WHAT TO DO —
Keep only the lines of the listing that include the word "abord", and copy them.

EXTRACTED INFORMATION —

________________________________________

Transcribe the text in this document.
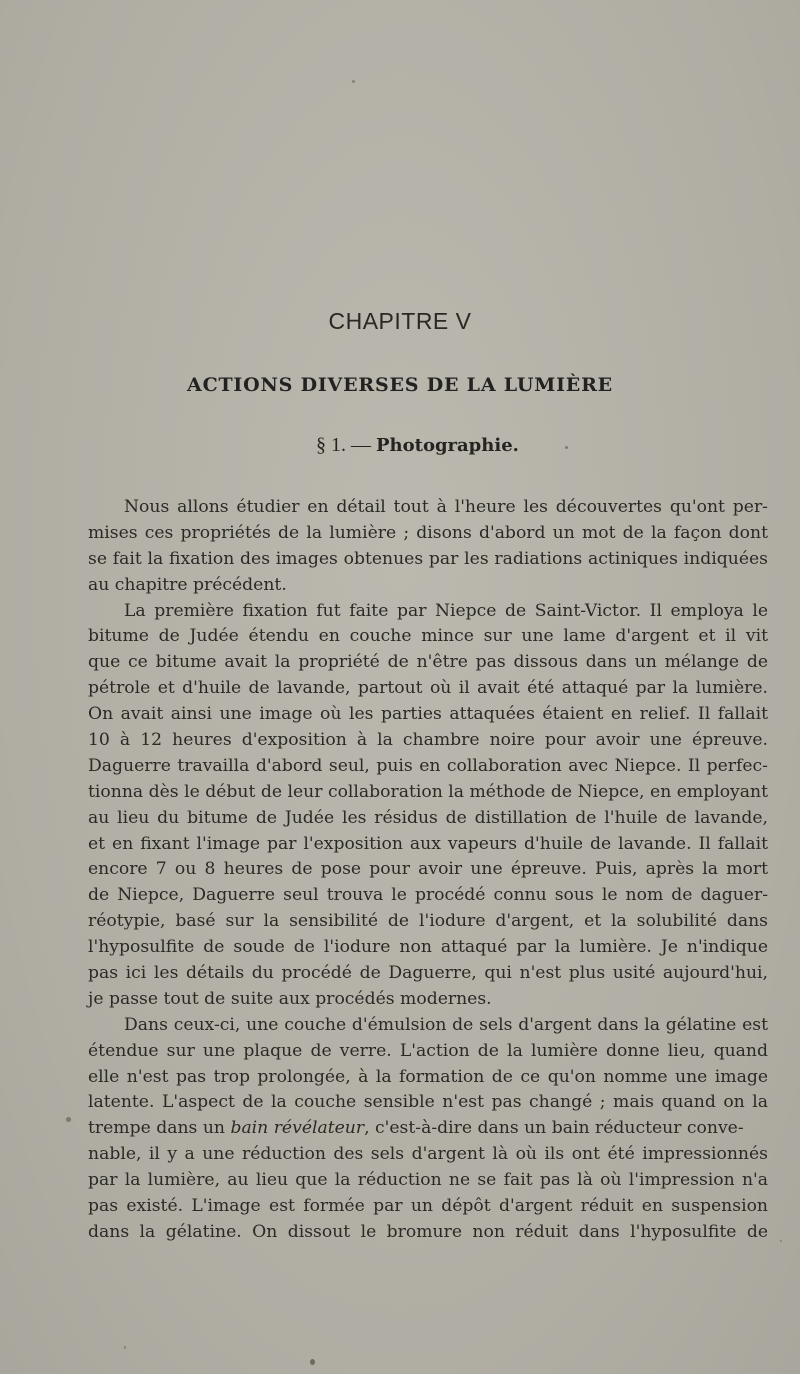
CHAPITRE V
ACTIONS DIVERSES DE LA LUMIÈRE
§ 1. — Photographie.
Nous allons étudier en détail tout à l'heure les découvertes qu'ont per-
mises ces propriétés de la lumière ; disons d'abord un mot de la façon dont
se fait la fixation des images obtenues par les radiations actiniques indiquées
au chapitre précédent.
La première fixation fut faite par Niepce de Saint-Victor. Il employa le
bitume de Judée étendu en couche mince sur une lame d'argent et il vit
que ce bitume avait la propriété de n'être pas dissous dans un mélange de
pétrole et d'huile de lavande, partout où il avait été attaqué par la lumière.
On avait ainsi une image où les parties attaquées étaient en relief. Il fallait
10 à 12 heures d'exposition à la chambre noire pour avoir une épreuve.
Daguerre travailla d'abord seul, puis en collaboration avec Niepce. Il perfec-
tionna dès le début de leur collaboration la méthode de Niepce, en employant
au lieu du bitume de Judée les résidus de distillation de l'huile de lavande,
et en fixant l'image par l'exposition aux vapeurs d'huile de lavande. Il fallait
encore 7 ou 8 heures de pose pour avoir une épreuve. Puis, après la mort
de Niepce, Daguerre seul trouva le procédé connu sous le nom de daguer-
réotypie, basé sur la sensibilité de l'iodure d'argent, et la solubilité dans
l'hyposulfite de soude de l'iodure non attaqué par la lumière. Je n'indique
pas ici les détails du procédé de Daguerre, qui n'est plus usité aujourd'hui,
je passe tout de suite aux procédés modernes.
Dans ceux-ci, une couche d'émulsion de sels d'argent dans la gélatine est
étendue sur une plaque de verre. L'action de la lumière donne lieu, quand
elle n'est pas trop prolongée, à la formation de ce qu'on nomme une image
latente. L'aspect de la couche sensible n'est pas changé ; mais quand on la
trempe dans un bain révélateur, c'est-à-dire dans un bain réducteur conve-
nable, il y a une réduction des sels d'argent là où ils ont été impressionnés
par la lumière, au lieu que la réduction ne se fait pas là où l'impression n'a
pas existé. L'image est formée par un dépôt d'argent réduit en suspension
dans la gélatine. On dissout le bromure non réduit dans l'hyposulfite de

________________________________________

RESULT BELOW —
mises ces propriétés de la lumière ; disons d'abord un mot de la façon dont
Daguerre travailla d'abord seul, puis en collaboration avec Niepce. Il perfec-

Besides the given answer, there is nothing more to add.